▸ TEKS BACAAN:
★ ★ ★ ★ ★
A.
PENGERTIAN
NORMA PENGHITUNGAN
Tidak semua Wajib Pajak tentu memiliki
kemampuan untuk membuat pembukuan. Justru pada umumnya, pengusahan kita
mayoritas masih pada taraf usaha kecil. Mereka sangat mungkin tidak memiliki
kemampuan membuat pembukuan. Selain itu, para profesional yang memiliki praktek
profesi sendiri mungkin saja tidak memiliki pembukuan. Nah, bagi mereka yang
tidak mau membuat pembukuan, Direktorat Jenderal Pajak telah membuat Norma Penghitungan.
Norma
penghitungan adalah pedoman untuk menentukan besarnya
penghasilan neto yang diterbitkan oleh Direktur Jenderal Pajak. Norma
penghitungan akan sangat membantu Wajib Pajak yang belum mampu menyelenggarakan
pembukuan untuk menghitung penghasilan neto. Penggunaan Norma Penghitungan
tersebut pada dasarnya dilakukan dalam hal-hal:
1.
tidak terdapat dasar penghitungan yang
lebih baik, yaitu pembukuan yang lengkap, atau
2.
pembukuan atau catatan peredaran bruto
Wajib Pajak ternyata diselenggarakan secara tidak benar.
Norma penghitungan disusun sedemikian
rupa berdasarkan hasil penelitian atau data lain, dan dengan memperhatikan
kewajaran. Aplikasinya, Norma Penghitungan itu merupakan persentase tertentu
untuk mencari penghasilan neto. Wajib Pajak tidak perlu merinci berapa biaya
yang telah dikeluarkan untuk mencari penghasilan neto.
B.
NORMA PENGHITUNGAN
PPh
a.
★ ★ ★ ★ ★
▸ INSTRUKSI TERTULIS 1: Tentukan apakah setiap pernyataan berikut sesuai dengan teks Norma Penghitungan, lalu jawab ya atau tidak beserta kutipan persis yang menentukannya: (a) Norma Penghitungan diterbitkan oleh Direktur Jenderal Pajak; (b) Wajib Pajak yang memakai Norma Penghitungan wajib merinci biaya yang dikeluarkan untuk mencari penghasilan neto; (c) Norma Penghitungan disusun berdasarkan hasil penelitian atau data lain.
▸ INSTRUKSI TERTULIS 2: Ringkas paragraf dalam teks Norma Penghitungan yang diawali "Tidak semua Wajib Pajak" menjadi versi yang lebih pendek, tetapi fakta utamanya tetap ada.
▸ INSTRUKSI TERTULIS 3: Salin persis bagian teks Norma Penghitungan yang dibuka dengan kata-kata "tidak terdapat dasar" dan ditutup dengan "secara tidak benar.".

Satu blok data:
★ ★ ★ ★ ★
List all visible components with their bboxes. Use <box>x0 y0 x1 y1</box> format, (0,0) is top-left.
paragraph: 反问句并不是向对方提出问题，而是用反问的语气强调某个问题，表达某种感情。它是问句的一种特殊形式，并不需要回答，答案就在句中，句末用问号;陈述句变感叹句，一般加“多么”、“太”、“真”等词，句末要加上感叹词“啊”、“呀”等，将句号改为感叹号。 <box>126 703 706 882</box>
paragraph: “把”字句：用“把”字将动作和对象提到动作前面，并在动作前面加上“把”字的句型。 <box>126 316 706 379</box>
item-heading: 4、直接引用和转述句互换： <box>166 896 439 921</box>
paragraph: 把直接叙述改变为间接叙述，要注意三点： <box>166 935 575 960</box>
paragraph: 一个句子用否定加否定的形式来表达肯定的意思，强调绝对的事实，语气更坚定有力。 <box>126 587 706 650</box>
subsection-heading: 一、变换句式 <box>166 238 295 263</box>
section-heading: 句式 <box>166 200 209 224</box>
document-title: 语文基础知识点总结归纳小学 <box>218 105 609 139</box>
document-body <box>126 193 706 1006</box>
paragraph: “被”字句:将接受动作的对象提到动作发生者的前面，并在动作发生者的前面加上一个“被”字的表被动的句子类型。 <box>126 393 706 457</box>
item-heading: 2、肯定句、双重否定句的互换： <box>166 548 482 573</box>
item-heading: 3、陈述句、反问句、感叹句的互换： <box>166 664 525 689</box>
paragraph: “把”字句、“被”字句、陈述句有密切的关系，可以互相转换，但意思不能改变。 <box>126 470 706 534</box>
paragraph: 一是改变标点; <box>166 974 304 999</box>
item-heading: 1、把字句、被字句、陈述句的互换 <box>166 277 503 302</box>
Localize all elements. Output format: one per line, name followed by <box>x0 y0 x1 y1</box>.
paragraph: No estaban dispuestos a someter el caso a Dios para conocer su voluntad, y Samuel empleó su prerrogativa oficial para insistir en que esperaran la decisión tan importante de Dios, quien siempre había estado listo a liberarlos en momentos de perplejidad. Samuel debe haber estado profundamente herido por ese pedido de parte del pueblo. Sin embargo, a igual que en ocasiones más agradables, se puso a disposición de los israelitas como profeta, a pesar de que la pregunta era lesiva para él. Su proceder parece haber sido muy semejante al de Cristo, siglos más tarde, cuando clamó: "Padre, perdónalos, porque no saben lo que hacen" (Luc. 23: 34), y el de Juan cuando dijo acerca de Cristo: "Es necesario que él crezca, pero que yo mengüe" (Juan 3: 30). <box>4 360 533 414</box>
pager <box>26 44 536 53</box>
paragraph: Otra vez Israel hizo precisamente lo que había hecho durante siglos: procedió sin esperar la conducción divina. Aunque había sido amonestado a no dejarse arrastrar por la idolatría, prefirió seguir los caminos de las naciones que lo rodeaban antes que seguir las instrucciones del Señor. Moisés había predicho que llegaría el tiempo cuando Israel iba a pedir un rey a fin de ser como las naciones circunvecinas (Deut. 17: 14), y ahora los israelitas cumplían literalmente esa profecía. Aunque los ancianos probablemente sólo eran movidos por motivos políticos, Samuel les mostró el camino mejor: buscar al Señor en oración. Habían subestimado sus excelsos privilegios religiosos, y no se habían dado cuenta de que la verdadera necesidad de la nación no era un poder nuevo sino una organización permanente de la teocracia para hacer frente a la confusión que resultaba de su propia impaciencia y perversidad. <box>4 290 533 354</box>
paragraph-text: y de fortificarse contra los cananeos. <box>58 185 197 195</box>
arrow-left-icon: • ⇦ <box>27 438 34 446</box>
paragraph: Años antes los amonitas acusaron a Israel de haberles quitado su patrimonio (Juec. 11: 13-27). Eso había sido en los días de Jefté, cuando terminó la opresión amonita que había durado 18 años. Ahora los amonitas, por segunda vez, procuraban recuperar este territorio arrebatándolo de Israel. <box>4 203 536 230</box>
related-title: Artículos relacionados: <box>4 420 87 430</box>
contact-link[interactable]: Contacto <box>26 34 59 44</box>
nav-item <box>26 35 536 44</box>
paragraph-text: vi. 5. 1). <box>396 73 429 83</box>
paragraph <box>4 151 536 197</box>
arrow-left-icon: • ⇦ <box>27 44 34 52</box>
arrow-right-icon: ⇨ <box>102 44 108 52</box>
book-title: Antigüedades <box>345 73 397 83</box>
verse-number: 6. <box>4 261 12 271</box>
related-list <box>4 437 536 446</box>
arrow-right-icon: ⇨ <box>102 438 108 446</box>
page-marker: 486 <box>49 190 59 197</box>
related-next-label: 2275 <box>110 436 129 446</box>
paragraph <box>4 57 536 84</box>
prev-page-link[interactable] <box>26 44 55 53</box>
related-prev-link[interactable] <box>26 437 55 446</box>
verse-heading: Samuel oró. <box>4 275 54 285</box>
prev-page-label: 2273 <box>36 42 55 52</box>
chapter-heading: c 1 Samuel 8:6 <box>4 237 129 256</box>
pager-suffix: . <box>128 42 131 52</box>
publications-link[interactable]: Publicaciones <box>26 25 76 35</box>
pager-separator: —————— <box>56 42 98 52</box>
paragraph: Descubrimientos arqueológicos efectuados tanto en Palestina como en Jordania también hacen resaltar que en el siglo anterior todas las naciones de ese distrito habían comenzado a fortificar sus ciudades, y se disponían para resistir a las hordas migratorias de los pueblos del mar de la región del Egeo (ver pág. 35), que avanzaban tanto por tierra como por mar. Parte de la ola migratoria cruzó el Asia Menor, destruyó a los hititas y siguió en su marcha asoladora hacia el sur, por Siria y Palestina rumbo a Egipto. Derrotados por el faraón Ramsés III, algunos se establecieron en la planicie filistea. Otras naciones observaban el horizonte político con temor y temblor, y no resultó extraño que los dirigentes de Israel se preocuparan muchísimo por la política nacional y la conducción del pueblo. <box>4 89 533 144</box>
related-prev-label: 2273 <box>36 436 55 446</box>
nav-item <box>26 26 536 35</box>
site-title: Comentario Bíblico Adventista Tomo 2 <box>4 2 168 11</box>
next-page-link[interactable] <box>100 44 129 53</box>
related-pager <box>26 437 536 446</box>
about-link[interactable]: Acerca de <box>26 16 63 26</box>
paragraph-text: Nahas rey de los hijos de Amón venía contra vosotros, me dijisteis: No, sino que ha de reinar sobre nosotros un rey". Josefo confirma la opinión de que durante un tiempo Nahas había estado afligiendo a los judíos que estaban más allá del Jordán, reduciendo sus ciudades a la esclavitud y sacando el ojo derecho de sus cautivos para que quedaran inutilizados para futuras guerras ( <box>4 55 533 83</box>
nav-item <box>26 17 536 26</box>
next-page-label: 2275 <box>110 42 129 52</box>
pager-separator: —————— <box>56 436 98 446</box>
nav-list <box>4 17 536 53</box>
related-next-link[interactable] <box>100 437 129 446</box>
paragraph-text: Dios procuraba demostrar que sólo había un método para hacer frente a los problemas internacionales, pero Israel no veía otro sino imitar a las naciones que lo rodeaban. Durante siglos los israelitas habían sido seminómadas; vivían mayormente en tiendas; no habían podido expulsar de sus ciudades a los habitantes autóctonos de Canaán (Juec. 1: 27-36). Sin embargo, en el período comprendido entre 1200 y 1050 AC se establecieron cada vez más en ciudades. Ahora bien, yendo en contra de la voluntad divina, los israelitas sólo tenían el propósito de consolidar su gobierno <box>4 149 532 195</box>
★ ★ ★ ★ ★
▸ JAWABAN LENGKAP 1:
(a) Ya: "yang diterbitkan oleh Direktur Jenderal Pajak".
(b) Tidak: "Wajib Pajak tidak perlu merinci berapa biaya yang telah dikeluarkan untuk mencari penghasilan neto".
(c) Ya: "berdasarkan hasil penelitian atau data lain".

▸ JAWABAN LENGKAP 2: Tidak semua Wajib Pajak mampu membuat pembukuan. Mayoritas pengusaha masih berskala usaha kecil dan sangat mungkin tidak memiliki kemampuan itu. Profesional yang membuka praktik sendiri pun mungkin tidak memiliki pembukuan. Untuk Wajib Pajak yang tidak mau membuat pembukuan, Direktorat Jenderal Pajak telah membuat Norma Penghitungan.

▸ JAWABAN LENGKAP 3:
tidak terdapat dasar penghitungan yang
lebih baik, yaitu pembukuan yang lengkap, atau
2.
pembukuan atau catatan peredaran bruto
Wajib Pajak ternyata diselenggarakan secara tidak benar.